# Prompt
Reply with one number only: the count of lines below that contain the word "Basic".

--------------------

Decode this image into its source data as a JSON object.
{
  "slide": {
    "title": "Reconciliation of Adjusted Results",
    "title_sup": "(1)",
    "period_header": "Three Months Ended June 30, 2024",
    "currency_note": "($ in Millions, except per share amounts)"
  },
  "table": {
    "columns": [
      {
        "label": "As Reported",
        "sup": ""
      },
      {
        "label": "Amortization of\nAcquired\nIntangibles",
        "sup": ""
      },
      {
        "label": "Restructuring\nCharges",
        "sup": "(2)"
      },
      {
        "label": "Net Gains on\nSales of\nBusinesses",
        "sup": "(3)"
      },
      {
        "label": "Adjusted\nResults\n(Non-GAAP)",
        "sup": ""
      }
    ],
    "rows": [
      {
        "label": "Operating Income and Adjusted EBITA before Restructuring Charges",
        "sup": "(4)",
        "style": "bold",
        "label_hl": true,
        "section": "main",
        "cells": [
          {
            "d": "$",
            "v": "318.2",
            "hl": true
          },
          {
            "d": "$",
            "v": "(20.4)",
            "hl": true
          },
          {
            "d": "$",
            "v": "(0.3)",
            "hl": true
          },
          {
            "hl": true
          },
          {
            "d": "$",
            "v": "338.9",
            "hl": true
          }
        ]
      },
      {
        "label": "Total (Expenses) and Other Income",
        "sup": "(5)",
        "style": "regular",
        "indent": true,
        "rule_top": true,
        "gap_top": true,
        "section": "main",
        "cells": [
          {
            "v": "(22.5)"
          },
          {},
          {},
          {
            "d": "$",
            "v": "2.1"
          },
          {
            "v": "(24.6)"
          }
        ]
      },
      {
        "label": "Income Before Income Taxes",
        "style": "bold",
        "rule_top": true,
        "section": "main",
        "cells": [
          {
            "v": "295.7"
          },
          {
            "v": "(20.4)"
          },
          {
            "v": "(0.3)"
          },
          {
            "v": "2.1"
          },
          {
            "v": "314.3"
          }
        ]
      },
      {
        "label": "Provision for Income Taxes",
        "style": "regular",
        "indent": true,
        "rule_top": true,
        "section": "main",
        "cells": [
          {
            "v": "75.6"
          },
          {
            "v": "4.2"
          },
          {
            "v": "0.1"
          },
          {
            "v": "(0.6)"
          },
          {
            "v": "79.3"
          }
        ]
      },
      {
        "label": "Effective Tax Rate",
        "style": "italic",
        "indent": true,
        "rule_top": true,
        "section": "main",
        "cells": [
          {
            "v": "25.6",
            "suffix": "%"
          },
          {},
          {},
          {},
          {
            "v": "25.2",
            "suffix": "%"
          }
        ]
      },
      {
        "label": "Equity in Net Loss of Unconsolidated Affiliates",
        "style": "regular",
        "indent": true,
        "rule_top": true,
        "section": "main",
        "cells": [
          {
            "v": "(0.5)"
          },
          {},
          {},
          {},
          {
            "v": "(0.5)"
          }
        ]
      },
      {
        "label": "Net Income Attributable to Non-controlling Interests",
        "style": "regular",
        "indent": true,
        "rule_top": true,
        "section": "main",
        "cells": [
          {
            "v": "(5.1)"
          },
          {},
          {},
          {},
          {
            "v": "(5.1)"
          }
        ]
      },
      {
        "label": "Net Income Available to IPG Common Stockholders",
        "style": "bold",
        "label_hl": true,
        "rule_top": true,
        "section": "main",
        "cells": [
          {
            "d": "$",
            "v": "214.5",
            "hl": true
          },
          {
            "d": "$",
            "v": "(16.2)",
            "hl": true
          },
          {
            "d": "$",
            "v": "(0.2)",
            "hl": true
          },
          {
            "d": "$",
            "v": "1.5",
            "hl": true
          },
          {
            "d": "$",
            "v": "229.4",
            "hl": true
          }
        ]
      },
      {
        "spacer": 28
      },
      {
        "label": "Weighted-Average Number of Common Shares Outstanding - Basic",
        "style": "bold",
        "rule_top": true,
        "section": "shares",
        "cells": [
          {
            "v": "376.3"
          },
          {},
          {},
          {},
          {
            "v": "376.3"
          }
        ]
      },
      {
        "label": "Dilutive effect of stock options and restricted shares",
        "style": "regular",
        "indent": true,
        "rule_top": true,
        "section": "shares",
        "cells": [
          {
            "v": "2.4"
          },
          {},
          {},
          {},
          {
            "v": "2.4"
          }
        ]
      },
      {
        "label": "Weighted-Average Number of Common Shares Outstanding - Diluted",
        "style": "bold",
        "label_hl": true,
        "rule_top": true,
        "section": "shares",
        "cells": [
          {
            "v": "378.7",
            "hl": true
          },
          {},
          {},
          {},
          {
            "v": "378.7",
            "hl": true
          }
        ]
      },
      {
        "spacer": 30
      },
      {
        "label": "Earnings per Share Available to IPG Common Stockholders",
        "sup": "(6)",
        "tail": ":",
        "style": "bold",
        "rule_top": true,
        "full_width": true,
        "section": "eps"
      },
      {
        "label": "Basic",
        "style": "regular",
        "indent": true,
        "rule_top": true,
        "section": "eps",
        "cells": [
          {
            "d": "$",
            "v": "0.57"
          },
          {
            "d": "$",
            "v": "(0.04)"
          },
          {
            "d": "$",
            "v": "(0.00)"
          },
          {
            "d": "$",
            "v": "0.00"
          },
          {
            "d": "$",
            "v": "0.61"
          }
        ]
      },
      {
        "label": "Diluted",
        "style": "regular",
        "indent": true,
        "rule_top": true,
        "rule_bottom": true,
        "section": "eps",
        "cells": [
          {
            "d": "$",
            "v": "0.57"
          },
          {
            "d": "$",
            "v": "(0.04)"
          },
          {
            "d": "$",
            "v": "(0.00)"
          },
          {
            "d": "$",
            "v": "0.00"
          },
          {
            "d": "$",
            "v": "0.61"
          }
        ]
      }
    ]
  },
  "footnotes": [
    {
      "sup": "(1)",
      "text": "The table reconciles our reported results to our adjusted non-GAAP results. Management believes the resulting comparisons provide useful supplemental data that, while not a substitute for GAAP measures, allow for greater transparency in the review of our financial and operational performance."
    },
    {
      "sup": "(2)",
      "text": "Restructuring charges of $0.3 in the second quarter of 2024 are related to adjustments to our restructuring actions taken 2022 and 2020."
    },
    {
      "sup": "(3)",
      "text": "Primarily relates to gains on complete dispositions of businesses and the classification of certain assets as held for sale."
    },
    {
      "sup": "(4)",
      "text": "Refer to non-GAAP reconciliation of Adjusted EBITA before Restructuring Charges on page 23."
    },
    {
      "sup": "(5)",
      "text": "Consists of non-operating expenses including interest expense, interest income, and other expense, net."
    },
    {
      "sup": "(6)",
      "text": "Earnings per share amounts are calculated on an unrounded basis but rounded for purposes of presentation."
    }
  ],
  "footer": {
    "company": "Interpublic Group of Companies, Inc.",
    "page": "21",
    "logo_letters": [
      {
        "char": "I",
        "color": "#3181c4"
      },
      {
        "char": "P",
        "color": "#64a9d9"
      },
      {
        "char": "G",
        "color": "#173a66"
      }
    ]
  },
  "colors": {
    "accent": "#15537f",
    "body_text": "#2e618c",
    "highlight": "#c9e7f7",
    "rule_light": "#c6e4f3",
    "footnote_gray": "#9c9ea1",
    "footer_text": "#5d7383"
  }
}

--------------------

# Solution for this exercise
2